### [DATA ROWS]
::::::::

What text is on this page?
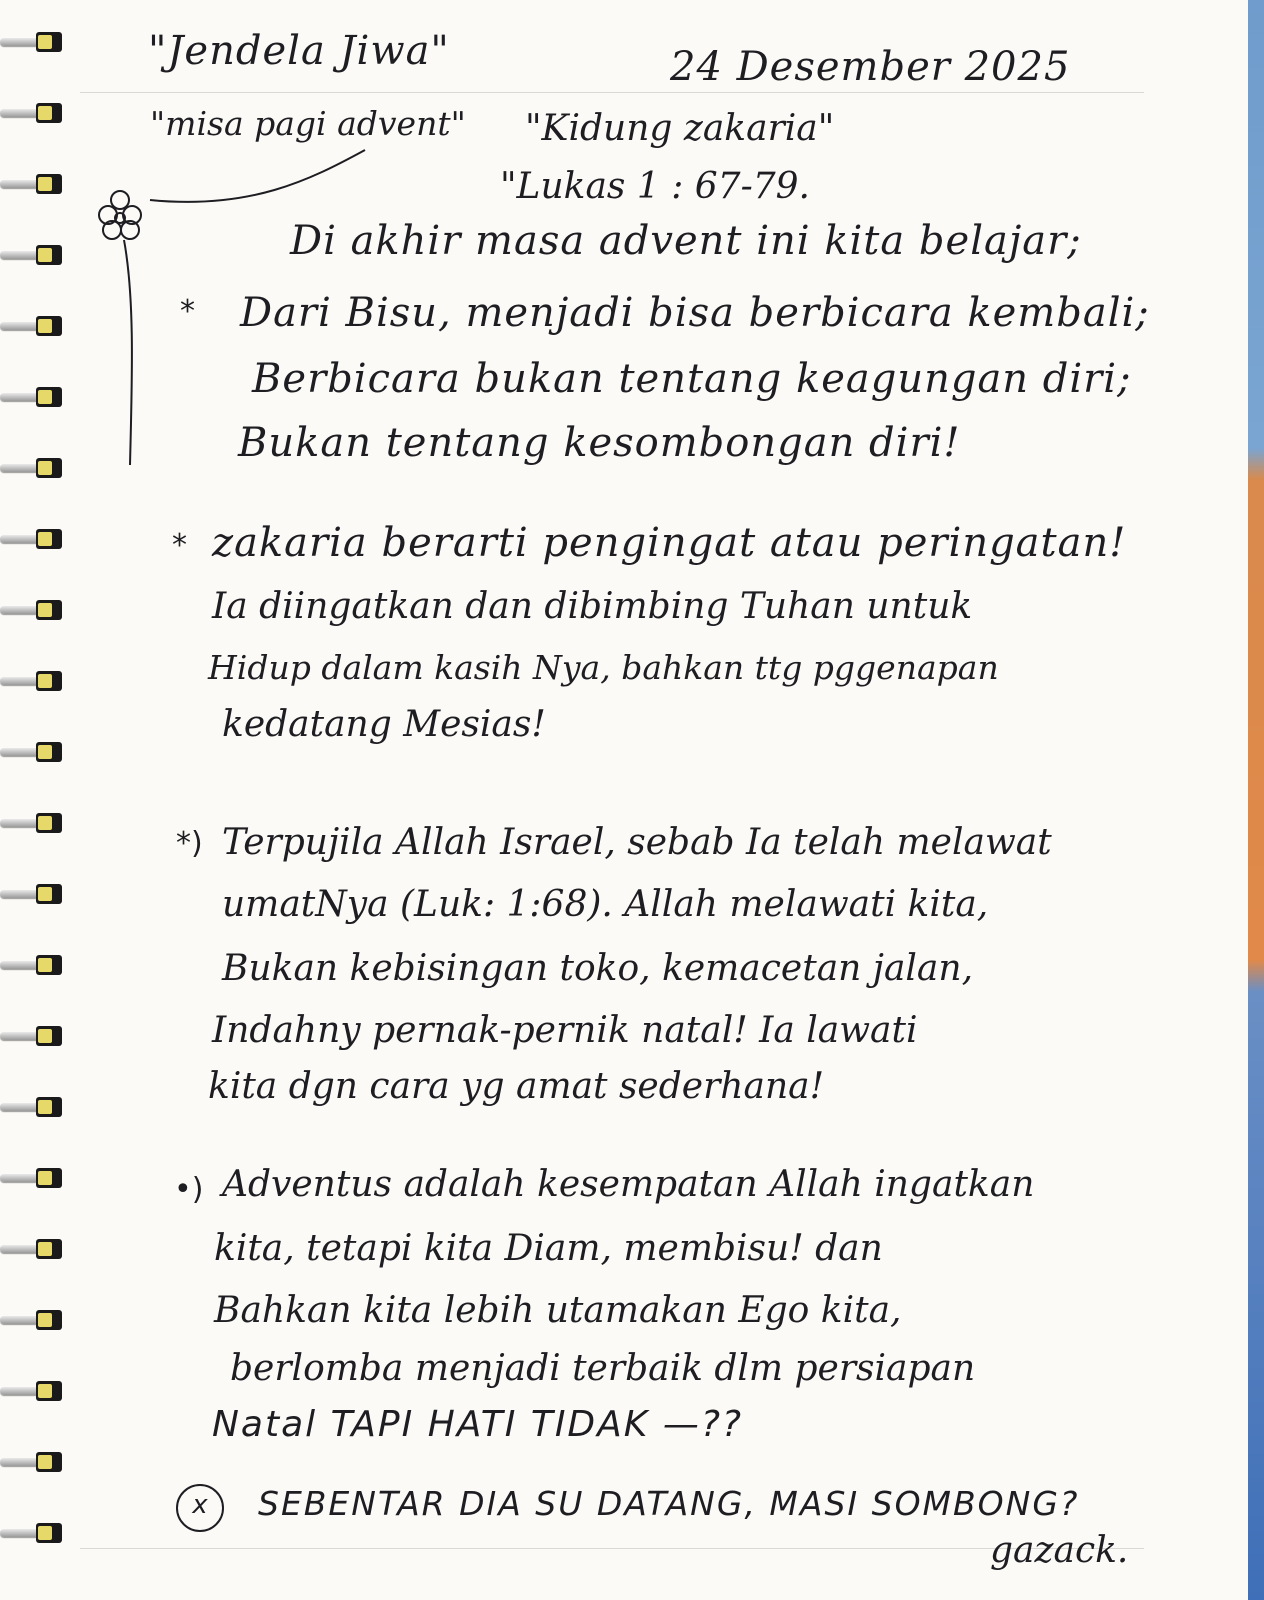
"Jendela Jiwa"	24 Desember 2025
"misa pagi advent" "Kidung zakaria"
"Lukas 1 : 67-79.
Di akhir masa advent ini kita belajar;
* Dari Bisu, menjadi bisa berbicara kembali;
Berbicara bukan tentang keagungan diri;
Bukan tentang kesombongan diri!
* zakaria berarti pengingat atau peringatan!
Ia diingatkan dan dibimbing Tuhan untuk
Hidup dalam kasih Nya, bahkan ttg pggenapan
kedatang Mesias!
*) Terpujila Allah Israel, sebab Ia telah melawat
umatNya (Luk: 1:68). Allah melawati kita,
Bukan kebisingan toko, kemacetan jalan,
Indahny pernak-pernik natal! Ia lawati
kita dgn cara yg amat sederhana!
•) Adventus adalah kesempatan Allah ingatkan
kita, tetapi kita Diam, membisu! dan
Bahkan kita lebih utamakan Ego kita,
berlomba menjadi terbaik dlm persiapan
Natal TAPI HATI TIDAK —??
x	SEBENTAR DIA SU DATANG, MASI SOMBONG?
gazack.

::::::::

Leave the pictures out and output the rest of the listing exactly.

### [PROBLEM SOLUTION]
What text is on this page?
"Jendela Jiwa"	24 Desember 2025
"misa pagi advent" "Kidung zakaria"
"Lukas 1 : 67-79.
Di akhir masa advent ini kita belajar;
* Dari Bisu, menjadi bisa berbicara kembali;
Berbicara bukan tentang keagungan diri;
Bukan tentang kesombongan diri!
* zakaria berarti pengingat atau peringatan!
Ia diingatkan dan dibimbing Tuhan untuk
Hidup dalam kasih Nya, bahkan ttg pggenapan
kedatang Mesias!
*) Terpujila Allah Israel, sebab Ia telah melawat
umatNya (Luk: 1:68). Allah melawati kita,
Bukan kebisingan toko, kemacetan jalan,
Indahny pernak-pernik natal! Ia lawati
kita dgn cara yg amat sederhana!
•) Adventus adalah kesempatan Allah ingatkan
kita, tetapi kita Diam, membisu! dan
Bahkan kita lebih utamakan Ego kita,
berlomba menjadi terbaik dlm persiapan
Natal TAPI HATI TIDAK —??
x	SEBENTAR DIA SU DATANG, MASI SOMBONG?
gazack.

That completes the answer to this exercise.